Collected data entries
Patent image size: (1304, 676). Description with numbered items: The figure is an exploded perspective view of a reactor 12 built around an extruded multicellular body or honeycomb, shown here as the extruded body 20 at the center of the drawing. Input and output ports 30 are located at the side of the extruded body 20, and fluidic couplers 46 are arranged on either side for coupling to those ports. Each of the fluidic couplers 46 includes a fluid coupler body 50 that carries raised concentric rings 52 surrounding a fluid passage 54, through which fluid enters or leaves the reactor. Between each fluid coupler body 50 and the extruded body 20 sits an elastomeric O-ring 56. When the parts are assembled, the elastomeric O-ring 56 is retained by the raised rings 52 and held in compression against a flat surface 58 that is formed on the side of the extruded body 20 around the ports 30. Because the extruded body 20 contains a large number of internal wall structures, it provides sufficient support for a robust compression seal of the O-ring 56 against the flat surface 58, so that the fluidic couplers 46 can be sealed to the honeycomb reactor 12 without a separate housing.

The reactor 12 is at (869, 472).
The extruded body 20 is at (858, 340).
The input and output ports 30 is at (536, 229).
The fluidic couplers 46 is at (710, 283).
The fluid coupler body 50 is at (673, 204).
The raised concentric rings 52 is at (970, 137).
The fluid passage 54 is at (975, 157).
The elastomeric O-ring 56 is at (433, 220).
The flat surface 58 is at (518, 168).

§ Request: Recast every line of the entries above as a JSON list of strings, one string per line, with blank lines omitted.

§ Correct response:
[
  "Patent image size: (1304, 676). Description with numbered items: The figure is an exploded perspective view of a reactor 12 built around an extruded multicellular body or honeycomb, shown here as the extruded body 20 at the center of the drawing. Input and output ports 30 are located at the side of the extruded body 20, and fluidic couplers 46 are arranged on either side for coupling to those ports. Each of the fluidic couplers 46 includes a fluid coupler body 50 that carries raised concentric rings 52 surrounding a fluid passage 54, through which fluid enters or leaves the reactor. Between each fluid coupler body 50 and the extruded body 20 sits an elastomeric O-ring 56. When the parts are assembled, the elastomeric O-ring 56 is retained by the raised rings 52 and held in compression against a flat surface 58 that is formed on the side of the extruded body 20 around the ports 30. Because the extruded body 20 contains a large number of internal wall structures, it provides sufficient support for a robust compression seal of the O-ring 56 against the flat surface 58, so that the fluidic couplers 46 can be sealed to the honeycomb reactor 12 without a separate housing.",
  "The reactor 12 is at (869, 472).",
  "The extruded body 20 is at (858, 340).",
  "The input and output ports 30 is at (536, 229).",
  "The fluidic couplers 46 is at (710, 283).",
  "The fluid coupler body 50 is at (673, 204).",
  "The raised concentric rings 52 is at (970, 137).",
  "The fluid passage 54 is at (975, 157).",
  "The elastomeric O-ring 56 is at (433, 220).",
  "The flat surface 58 is at (518, 168)."
]